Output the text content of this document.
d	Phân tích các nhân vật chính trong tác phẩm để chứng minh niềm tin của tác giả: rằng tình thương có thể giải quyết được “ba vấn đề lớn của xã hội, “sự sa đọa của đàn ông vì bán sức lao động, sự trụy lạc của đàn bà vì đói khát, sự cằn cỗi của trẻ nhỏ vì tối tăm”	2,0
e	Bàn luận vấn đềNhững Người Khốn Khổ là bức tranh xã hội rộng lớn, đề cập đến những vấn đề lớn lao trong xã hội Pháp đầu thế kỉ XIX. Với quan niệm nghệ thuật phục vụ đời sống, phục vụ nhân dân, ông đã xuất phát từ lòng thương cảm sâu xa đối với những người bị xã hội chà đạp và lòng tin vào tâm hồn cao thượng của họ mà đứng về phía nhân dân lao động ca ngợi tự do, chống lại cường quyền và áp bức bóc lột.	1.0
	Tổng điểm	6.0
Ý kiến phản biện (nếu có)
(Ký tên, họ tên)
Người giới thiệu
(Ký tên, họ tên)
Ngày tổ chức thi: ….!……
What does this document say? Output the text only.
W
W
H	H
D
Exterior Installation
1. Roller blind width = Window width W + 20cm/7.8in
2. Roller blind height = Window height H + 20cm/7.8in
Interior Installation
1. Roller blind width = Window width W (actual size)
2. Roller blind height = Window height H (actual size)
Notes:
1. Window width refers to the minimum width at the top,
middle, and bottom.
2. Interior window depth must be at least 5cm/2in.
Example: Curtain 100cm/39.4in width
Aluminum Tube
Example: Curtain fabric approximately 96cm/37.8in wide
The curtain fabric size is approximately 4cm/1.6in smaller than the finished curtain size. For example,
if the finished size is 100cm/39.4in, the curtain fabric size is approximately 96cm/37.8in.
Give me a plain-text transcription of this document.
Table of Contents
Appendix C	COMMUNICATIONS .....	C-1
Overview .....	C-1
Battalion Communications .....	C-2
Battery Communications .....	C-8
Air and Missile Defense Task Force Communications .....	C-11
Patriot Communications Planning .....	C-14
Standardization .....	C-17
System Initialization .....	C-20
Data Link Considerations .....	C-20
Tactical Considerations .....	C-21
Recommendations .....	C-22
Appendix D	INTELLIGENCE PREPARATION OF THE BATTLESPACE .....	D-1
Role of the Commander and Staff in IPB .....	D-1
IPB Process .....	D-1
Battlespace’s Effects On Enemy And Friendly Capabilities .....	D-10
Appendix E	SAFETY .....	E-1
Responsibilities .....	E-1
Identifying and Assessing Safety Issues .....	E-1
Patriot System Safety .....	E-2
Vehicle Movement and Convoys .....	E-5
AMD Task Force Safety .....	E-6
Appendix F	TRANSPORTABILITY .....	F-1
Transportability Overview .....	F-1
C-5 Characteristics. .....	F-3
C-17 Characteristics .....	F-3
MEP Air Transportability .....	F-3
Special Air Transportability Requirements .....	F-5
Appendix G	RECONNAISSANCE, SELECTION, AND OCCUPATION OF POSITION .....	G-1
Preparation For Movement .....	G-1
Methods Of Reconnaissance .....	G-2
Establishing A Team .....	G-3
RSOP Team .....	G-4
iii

===

▸ Exercise directions:
Restate each of the entries above verbatim.

▸ Final result:
Output the text content of this document.
d	Phân tích các nhân vật chính trong tác phẩm để chứng minh niềm tin của tác giả: rằng tình thương có thể giải quyết được “ba vấn đề lớn của xã hội, “sự sa đọa của đàn ông vì bán sức lao động, sự trụy lạc của đàn bà vì đói khát, sự cằn cỗi của trẻ nhỏ vì tối tăm”	2,0
e	Bàn luận vấn đềNhững Người Khốn Khổ là bức tranh xã hội rộng lớn, đề cập đến những vấn đề lớn lao trong xã hội Pháp đầu thế kỉ XIX. Với quan niệm nghệ thuật phục vụ đời sống, phục vụ nhân dân, ông đã xuất phát từ lòng thương cảm sâu xa đối với những người bị xã hội chà đạp và lòng tin vào tâm hồn cao thượng của họ mà đứng về phía nhân dân lao động ca ngợi tự do, chống lại cường quyền và áp bức bóc lột.	1.0
	Tổng điểm	6.0
Ý kiến phản biện (nếu có)
(Ký tên, họ tên)
Người giới thiệu
(Ký tên, họ tên)
Ngày tổ chức thi: ….!……
What does this document say? Output the text only.
W
W
H	H
D
Exterior Installation
1. Roller blind width = Window width W + 20cm/7.8in
2. Roller blind height = Window height H + 20cm/7.8in
Interior Installation
1. Roller blind width = Window width W (actual size)
2. Roller blind height = Window height H (actual size)
Notes:
1. Window width refers to the minimum width at the top,
middle, and bottom.
2. Interior window depth must be at least 5cm/2in.
Example: Curtain 100cm/39.4in width
Aluminum Tube
Example: Curtain fabric approximately 96cm/37.8in wide
The curtain fabric size is approximately 4cm/1.6in smaller than the finished curtain size. For example,
if the finished size is 100cm/39.4in, the curtain fabric size is approximately 96cm/37.8in.
Give me a plain-text transcription of this document.
Table of Contents
Appendix C	COMMUNICATIONS .....	C-1
Overview .....	C-1
Battalion Communications .....	C-2
Battery Communications .....	C-8
Air and Missile Defense Task Force Communications .....	C-11
Patriot Communications Planning .....	C-14
Standardization .....	C-17
System Initialization .....	C-20
Data Link Considerations .....	C-20
Tactical Considerations .....	C-21
Recommendations .....	C-22
Appendix D	INTELLIGENCE PREPARATION OF THE BATTLESPACE .....	D-1
Role of the Commander and Staff in IPB .....	D-1
IPB Process .....	D-1
Battlespace’s Effects On Enemy And Friendly Capabilities .....	D-10
Appendix E	SAFETY .....	E-1
Responsibilities .....	E-1
Identifying and Assessing Safety Issues .....	E-1
Patriot System Safety .....	E-2
Vehicle Movement and Convoys .....	E-5
AMD Task Force Safety .....	E-6
Appendix F	TRANSPORTABILITY .....	F-1
Transportability Overview .....	F-1
C-5 Characteristics. .....	F-3
C-17 Characteristics .....	F-3
MEP Air Transportability .....	F-3
Special Air Transportability Requirements .....	F-5
Appendix G	RECONNAISSANCE, SELECTION, AND OCCUPATION OF POSITION .....	G-1
Preparation For Movement .....	G-1
Methods Of Reconnaissance .....	G-2
Establishing A Team .....	G-3
RSOP Team .....	G-4
iii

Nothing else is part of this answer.